Nocna suka (2024) – recenzja filmu [Disney+]. Jesteś matką, jesteś potworem

Nocna suka (2024) – recenzja i opinia o filmie [Disney+]. Jesteś matką, jesteś potworem

Iza Łęcka | Wczoraj, 22:25

Disney+ w styczniu otrzymał kilka interesujących nowości, wśród których moją największą uwagę zwrócił film z Amy Adams. Historia pewnej matki porusza, ale czy na tyle mocno, by jej kluczowy przekaz wybrzmiał ze zdwojoną siłą? Zapraszam do recenzji „Nocnej suki”.

Macierzyństwo jest konceptem, który pod wieloma względami wywołuje ogromne emocje. Regularnie kładzione na piedestał przez polityków Zachodu, którzy z paniką w oczach patrzą na słupki urodzeń od kilku dekad i próbują wszelkimi sposobami skłonić kobiety do rodzenia, jest wyśmiewane przez część młodego pokolenia, które w sprowadzeniu na świat dziecka upatruje kolejny gwóźdź do trumny płonącej planety i zbytnie poświęcenie. Socjologowie analizują rolę matki w kontekście społeczeństwa, psychologowie i terapeuci wiedzą, że matka „jest wszystkiemu winna”, a artyści próbują ją pokazać z różnych stron. Do tego grona od dłuższego czasu dołączają także filmowcy, którzy próbują odczarować stereotypowe postrzeganie zarówno kobiet, jak i mężczyzn w rolach rodziców.

Dalsza część tekstu pod wideo

Mama, mamusia, madka, rodzicielka – określeń dotyczących kobiet, które urodziły dzieci, jest naprawdę sporo, a każde z nich jest nacechowane emocjonalnie. Z tymi emocjami – całym wachlarzem przemyśleń – próbuje wejść w dialog Marielle Heller, reżyserka i scenarzystka „Nocnej suki”.

Nocna suka (2024) – recenzja filmu [Disney+]. Macierzyństwo to krew, pot i łzy?

> **Wiersze danych**

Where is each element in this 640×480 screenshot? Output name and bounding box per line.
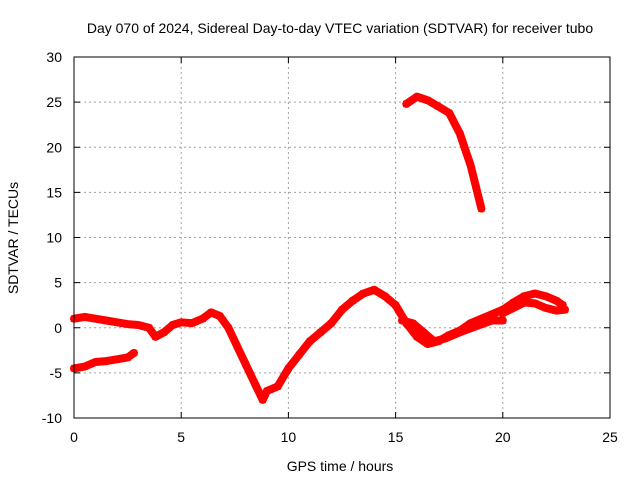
data-point [81,313,89,321]
data-point [430,337,438,345]
data-point [542,292,550,300]
data-point [81,363,89,371]
y-tick-label: 30 [46,49,62,65]
y-tick-label: 5 [54,275,62,291]
data-point [177,318,185,326]
data-point [552,307,560,315]
data-point [199,315,207,323]
data-point [542,304,550,312]
data-point [467,161,475,169]
data-point [241,360,250,368]
data-points [70,92,569,404]
data-point [413,93,421,101]
x-tick-label: 15 [388,429,404,445]
x-tick-label: 0 [70,429,78,445]
data-point [233,342,241,350]
data-point [419,328,428,336]
y-tick-label: 15 [46,184,62,200]
series-secondary-mid-track [398,316,507,346]
data-point [134,321,142,329]
y-axis-label: SDTVAR / TECUs [5,182,21,294]
x-tick-label: 20 [495,429,511,445]
data-point [520,292,528,300]
data-point [124,320,132,328]
data-point [263,387,271,395]
data-point [295,351,303,359]
series-secondary-low-track [70,349,138,373]
series-secondary-right-track [498,298,569,318]
axes: 0 5 10 15 20 25 -10 -5 0 5 10 15 20 25 30 [42,49,618,445]
data-point [370,286,378,294]
data-point [441,335,449,343]
data-point [216,312,224,320]
y-tick-label: -5 [50,365,63,381]
data-point [434,103,443,111]
data-point [91,358,99,366]
y-tick-label: 10 [46,230,62,246]
data-point [531,299,539,307]
data-point [381,292,389,300]
data-point [392,301,400,309]
chart-title: Day 070 of 2024, Sidereal Day-to-day VTE… [87,20,594,36]
y-tick-label: 0 [54,320,62,336]
data-point [520,298,528,307]
data-point [552,297,560,305]
data-point [531,289,539,297]
data-point [359,289,367,297]
data-point [188,319,196,327]
data-point [561,306,569,314]
data-point [338,306,346,314]
data-point [398,316,406,325]
data-point [413,333,421,341]
data-point [327,319,335,327]
data-point [284,364,292,372]
data-point [113,318,121,326]
data-point [91,315,99,323]
data-point [169,321,177,329]
data-point [102,357,110,365]
data-point [317,328,325,336]
data-point [102,316,110,325]
series-line-main-track [70,285,567,404]
data-point [473,322,481,330]
data-point [488,310,496,318]
y-tick-label: 25 [46,94,62,110]
data-point [477,205,485,213]
gridlines [74,57,610,418]
data-point [424,96,432,104]
x-tick-label: 5 [177,429,185,445]
data-point [124,354,132,362]
data-point [445,109,453,117]
data-point [151,333,160,341]
data-point [306,337,314,345]
data-point [130,349,138,357]
data-point [160,328,168,336]
data-point [113,355,121,363]
data-point [145,324,153,332]
x-tick-label: 10 [281,429,297,445]
data-point [224,324,232,332]
series-line-high-track [402,92,486,213]
y-tick-label: -10 [42,410,62,426]
data-point [456,130,464,138]
data-point [259,396,267,404]
data-point [252,382,260,390]
data-point [207,308,215,316]
data-point [402,100,410,108]
data-point [509,304,518,312]
x-tick-label: 25 [602,429,618,445]
data-point [409,319,417,327]
data-point [499,316,507,325]
data-point [488,316,496,325]
data-point [349,297,357,305]
y-tick-label: 20 [46,139,62,155]
series-high-track [402,92,486,213]
data-point [499,309,507,317]
data-point [456,328,464,336]
series-main-track [70,285,567,404]
data-point [274,382,282,390]
x-axis-label: GPS time / hours [287,458,394,474]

> **Cel**
Przełóż na angielski to zdanie z recenzji filmu: „Macierzyństwo jest konceptem, który pod wieloma względami wywołuje ogromne emocje.” Z powyższych danych nie trzeba korzystać.

> **Wynik zadania**
Motherhood is a concept that, in many respects, stirs up enormous emotions.